Saved data entries:
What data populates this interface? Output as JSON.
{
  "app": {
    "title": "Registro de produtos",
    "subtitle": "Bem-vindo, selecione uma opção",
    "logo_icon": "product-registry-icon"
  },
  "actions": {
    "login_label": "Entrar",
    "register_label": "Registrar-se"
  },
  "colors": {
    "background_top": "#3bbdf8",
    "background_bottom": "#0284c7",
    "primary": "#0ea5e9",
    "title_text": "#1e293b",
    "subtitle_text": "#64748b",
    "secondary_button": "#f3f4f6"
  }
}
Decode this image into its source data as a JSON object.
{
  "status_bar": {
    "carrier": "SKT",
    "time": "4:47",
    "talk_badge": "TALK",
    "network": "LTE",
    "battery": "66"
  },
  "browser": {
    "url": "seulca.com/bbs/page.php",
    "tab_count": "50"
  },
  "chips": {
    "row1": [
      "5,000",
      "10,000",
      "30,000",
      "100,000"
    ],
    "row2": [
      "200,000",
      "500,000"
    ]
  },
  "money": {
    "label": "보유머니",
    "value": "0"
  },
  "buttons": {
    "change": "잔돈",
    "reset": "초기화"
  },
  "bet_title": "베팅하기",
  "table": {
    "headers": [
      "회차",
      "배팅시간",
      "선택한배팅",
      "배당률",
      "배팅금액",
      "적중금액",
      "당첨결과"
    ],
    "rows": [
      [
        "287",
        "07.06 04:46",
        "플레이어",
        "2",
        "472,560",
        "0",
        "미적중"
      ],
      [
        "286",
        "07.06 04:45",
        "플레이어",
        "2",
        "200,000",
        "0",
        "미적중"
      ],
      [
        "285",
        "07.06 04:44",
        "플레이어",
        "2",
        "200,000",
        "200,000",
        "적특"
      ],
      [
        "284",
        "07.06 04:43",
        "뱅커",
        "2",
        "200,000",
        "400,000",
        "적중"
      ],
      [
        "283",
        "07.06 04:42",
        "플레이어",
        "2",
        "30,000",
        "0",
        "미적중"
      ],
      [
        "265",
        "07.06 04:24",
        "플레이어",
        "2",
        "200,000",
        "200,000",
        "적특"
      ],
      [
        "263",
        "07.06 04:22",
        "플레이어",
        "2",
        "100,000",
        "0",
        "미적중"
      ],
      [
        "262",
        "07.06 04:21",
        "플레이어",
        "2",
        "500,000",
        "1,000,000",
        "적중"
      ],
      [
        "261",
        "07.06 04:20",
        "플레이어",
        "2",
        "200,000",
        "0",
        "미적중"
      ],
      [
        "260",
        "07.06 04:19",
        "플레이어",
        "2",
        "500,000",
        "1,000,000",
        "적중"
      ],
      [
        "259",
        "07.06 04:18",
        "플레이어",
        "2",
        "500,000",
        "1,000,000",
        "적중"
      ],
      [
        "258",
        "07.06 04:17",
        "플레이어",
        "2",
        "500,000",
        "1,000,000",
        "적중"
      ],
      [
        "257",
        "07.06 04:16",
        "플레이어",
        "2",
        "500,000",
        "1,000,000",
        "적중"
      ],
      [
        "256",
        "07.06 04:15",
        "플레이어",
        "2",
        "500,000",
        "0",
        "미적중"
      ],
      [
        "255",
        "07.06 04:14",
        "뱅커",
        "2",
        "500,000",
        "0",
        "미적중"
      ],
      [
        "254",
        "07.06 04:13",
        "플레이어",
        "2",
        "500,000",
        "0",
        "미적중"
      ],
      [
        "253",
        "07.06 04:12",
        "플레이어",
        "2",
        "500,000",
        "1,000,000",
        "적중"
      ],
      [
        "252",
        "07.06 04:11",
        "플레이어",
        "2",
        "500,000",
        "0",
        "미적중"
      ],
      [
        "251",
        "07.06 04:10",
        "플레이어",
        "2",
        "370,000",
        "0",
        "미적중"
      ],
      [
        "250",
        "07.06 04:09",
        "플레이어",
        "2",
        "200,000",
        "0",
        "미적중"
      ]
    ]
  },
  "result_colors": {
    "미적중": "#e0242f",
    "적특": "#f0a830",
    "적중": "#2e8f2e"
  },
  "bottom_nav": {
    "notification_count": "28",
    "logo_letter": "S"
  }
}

• Description of the task: Gather and return every line that holds the string "this".

• Task result:
What data populates this interface? Output as JSON.
Decode this image into its source data as a JSON object.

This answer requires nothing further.